- **The problem**
Go through the listing below and list every line with "text".

• • • • • • •

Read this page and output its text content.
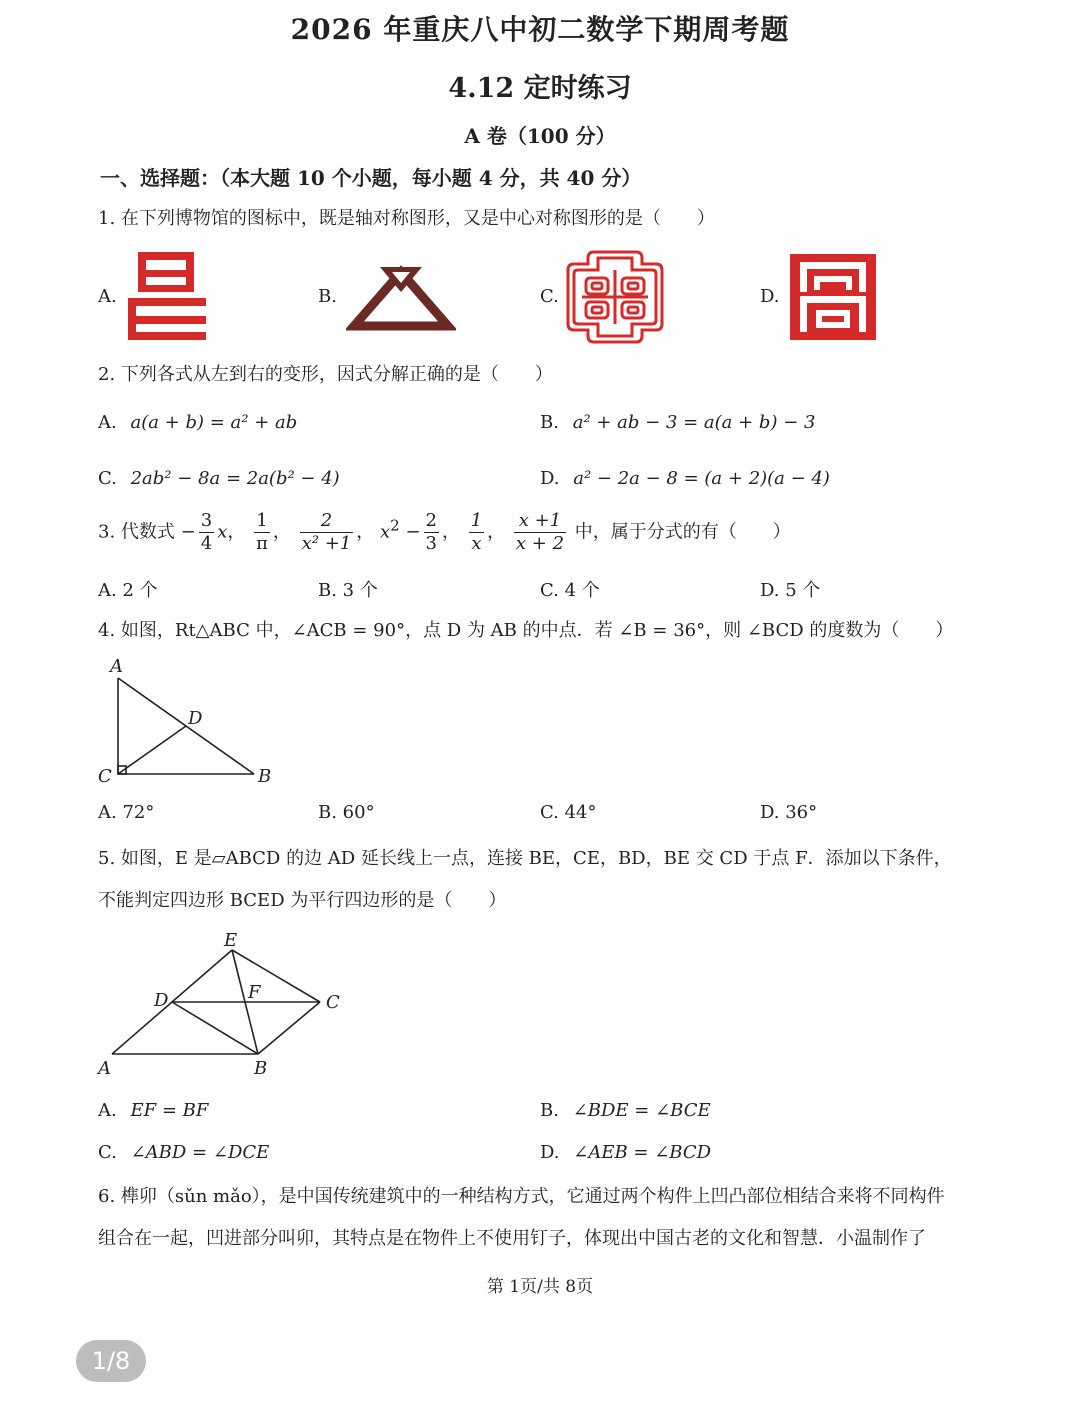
2026 年重庆八中初二数学下期周考题
4.12 定时练习
A 卷（100 分）
一、选择题：（本大题 10 个小题，每小题 4 分，共 40 分）
1. 在下列博物馆的图标中，既是轴对称图形，又是中心对称图形的是（　　）
A.	B.	C.	D.
2. 下列各式从左到右的变形，因式分解正确的是（　　）
A. a(a + b) = a² + ab	B. a² + ab − 3 = a(a + b) − 3
C. 2ab² − 8a = 2a(b² − 4)	D. a² − 2a − 8 = (a + 2)(a − 4)
3. 代数式 − $\frac{3}{4}$ x， $\frac{1}{\pi}$ ， $\frac{2}{\text{x² +1}}$ ， $x^2 - \frac{2}{3}$ ， $\frac{1}{x}$ ， $\frac{x +1}{x + 2}$ 中，属于分式的有（　　）
A. 2 个	B. 3 个	C. 4 个	D. 5 个
4. 如图，Rt△ABC 中，∠ACB = 90°，点 D 为 AB 的中点．若 ∠B = 36°，则 ∠BCD 的度数为（　　）
A
D
C	B
A. 72°	B. 60°	C. 44°	D. 36°
5. 如图，E 是▱ABCD 的边 AD 延长线上一点，连接 BE，CE，BD，BE 交 CD 于点 F．添加以下条件，
不能判定四边形 BCED 为平行四边形的是（　　）
E
D	F	C
A	B
A. EF = BF	B. ∠BDE = ∠BCE
C. ∠ABD = ∠DCE	D. ∠AEB = ∠BCD
6. 榫卯（sǔn mǎo），是中国传统建筑中的一种结构方式，它通过两个构件上凹凸部位相结合来将不同构件
组合在一起，凹进部分叫卯，其特点是在物件上不使用钉子，体现出中国古老的文化和智慧．小温制作了
第 1页/共 8页
1/8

• • • • • • •

- **The response**
Read this page and output its text content.
3. 代数式 − $\frac{3}{4}$ x， $\frac{1}{\pi}$ ， $\frac{2}{\text{x² +1}}$ ， $x^2 - \frac{2}{3}$ ， $\frac{1}{x}$ ， $\frac{x +1}{x + 2}$ 中，属于分式的有（　　）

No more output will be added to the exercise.